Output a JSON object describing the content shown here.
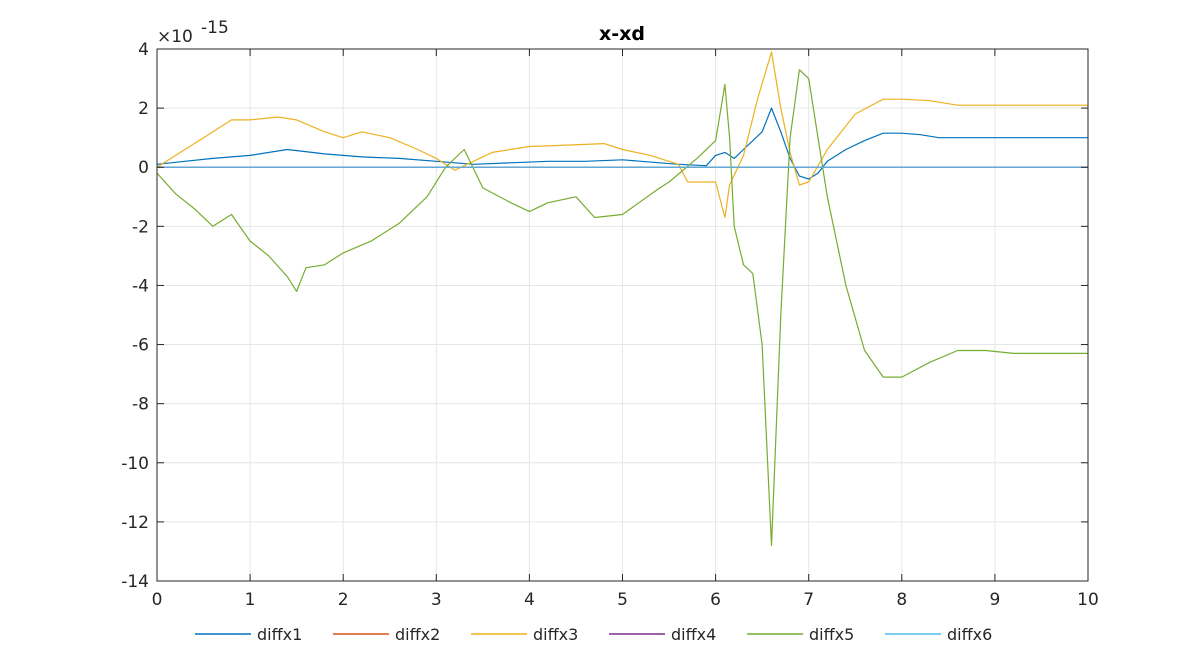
{
  "chart_data": {
    "type": "line",
    "title": "x-xd",
    "xlabel": "",
    "ylabel": "",
    "xlim": [
      0,
      10
    ],
    "ylim": [
      -14,
      4
    ],
    "y_exponent_label": "×10",
    "y_exponent_power": "-15",
    "xticks": [
      "0",
      "1",
      "2",
      "3",
      "4",
      "5",
      "6",
      "7",
      "8",
      "9",
      "10"
    ],
    "yticks": [
      "4",
      "2",
      "0",
      "-2",
      "-4",
      "-6",
      "-8",
      "-10",
      "-12",
      "-14"
    ],
    "grid": true,
    "legend_location": "bottom",
    "series": [
      {
        "name": "diffx1",
        "color": "#0072BD",
        "x": [
          0,
          0.3,
          0.6,
          1.0,
          1.4,
          1.8,
          2.2,
          2.6,
          3.0,
          3.4,
          3.8,
          4.2,
          4.6,
          5.0,
          5.4,
          5.6,
          5.9,
          6.0,
          6.1,
          6.2,
          6.3,
          6.5,
          6.6,
          6.7,
          6.8,
          6.9,
          7.0,
          7.1,
          7.2,
          7.4,
          7.6,
          7.8,
          8.0,
          8.2,
          8.4,
          9.0,
          10.0
        ],
        "y": [
          0.1,
          0.2,
          0.3,
          0.4,
          0.6,
          0.45,
          0.35,
          0.3,
          0.2,
          0.1,
          0.15,
          0.2,
          0.2,
          0.25,
          0.15,
          0.1,
          0.05,
          0.4,
          0.5,
          0.3,
          0.6,
          1.2,
          2.0,
          1.2,
          0.3,
          -0.3,
          -0.4,
          -0.2,
          0.2,
          0.6,
          0.9,
          1.15,
          1.15,
          1.1,
          1.0,
          1.0,
          1.0
        ]
      },
      {
        "name": "diffx2",
        "color": "#D95319",
        "x": [
          0,
          10
        ],
        "y": [
          0,
          0
        ]
      },
      {
        "name": "diffx3",
        "color": "#EDB120",
        "x": [
          0,
          0.2,
          0.5,
          0.8,
          1.0,
          1.3,
          1.5,
          1.8,
          2.0,
          2.2,
          2.5,
          2.8,
          3.0,
          3.2,
          3.4,
          3.6,
          4.0,
          4.4,
          4.8,
          5.0,
          5.3,
          5.6,
          5.7,
          6.0,
          6.1,
          6.15,
          6.3,
          6.45,
          6.6,
          6.7,
          6.8,
          6.9,
          7.0,
          7.2,
          7.5,
          7.8,
          8.0,
          8.3,
          8.6,
          9.0,
          10.0
        ],
        "y": [
          0,
          0.4,
          1.0,
          1.6,
          1.6,
          1.7,
          1.6,
          1.2,
          1.0,
          1.2,
          1.0,
          0.6,
          0.3,
          -0.1,
          0.2,
          0.5,
          0.7,
          0.75,
          0.8,
          0.6,
          0.4,
          0.1,
          -0.5,
          -0.5,
          -1.7,
          -0.6,
          0.4,
          2.3,
          3.9,
          2.0,
          0.5,
          -0.6,
          -0.5,
          0.6,
          1.8,
          2.3,
          2.3,
          2.25,
          2.1,
          2.1,
          2.1
        ]
      },
      {
        "name": "diffx4",
        "color": "#7E2F8E",
        "x": [
          0,
          10
        ],
        "y": [
          0,
          0
        ]
      },
      {
        "name": "diffx5",
        "color": "#77AC30",
        "x": [
          0,
          0.2,
          0.4,
          0.6,
          0.8,
          1.0,
          1.2,
          1.4,
          1.5,
          1.6,
          1.8,
          2.0,
          2.3,
          2.6,
          2.9,
          3.1,
          3.3,
          3.5,
          3.8,
          4.0,
          4.2,
          4.5,
          4.7,
          5.0,
          5.4,
          5.5,
          5.8,
          6.0,
          6.1,
          6.15,
          6.2,
          6.3,
          6.4,
          6.5,
          6.6,
          6.7,
          6.8,
          6.9,
          7.0,
          7.1,
          7.2,
          7.4,
          7.6,
          7.8,
          8.0,
          8.3,
          8.6,
          8.9,
          9.2,
          10.0
        ],
        "y": [
          -0.2,
          -0.9,
          -1.4,
          -2.0,
          -1.6,
          -2.5,
          -3.0,
          -3.7,
          -4.2,
          -3.4,
          -3.3,
          -2.9,
          -2.5,
          -1.9,
          -1.0,
          0.0,
          0.6,
          -0.7,
          -1.2,
          -1.5,
          -1.2,
          -1.0,
          -1.7,
          -1.6,
          -0.7,
          -0.5,
          0.3,
          0.9,
          2.8,
          1.0,
          -2.0,
          -3.3,
          -3.6,
          -6.0,
          -12.8,
          -5.0,
          1.0,
          3.3,
          3.0,
          1.0,
          -1.0,
          -4.0,
          -6.2,
          -7.1,
          -7.1,
          -6.6,
          -6.2,
          -6.2,
          -6.3,
          -6.3
        ]
      },
      {
        "name": "diffx6",
        "color": "#4DBEEE",
        "x": [
          0,
          10
        ],
        "y": [
          0,
          0
        ]
      }
    ]
  }
}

- What this task involves: List all lines holding the string "color".

- Response below:
        "color": "#0072BD",
        "color": "#D95319",
        "color": "#EDB120",
        "color": "#7E2F8E",
        "color": "#77AC30",
        "color": "#4DBEEE",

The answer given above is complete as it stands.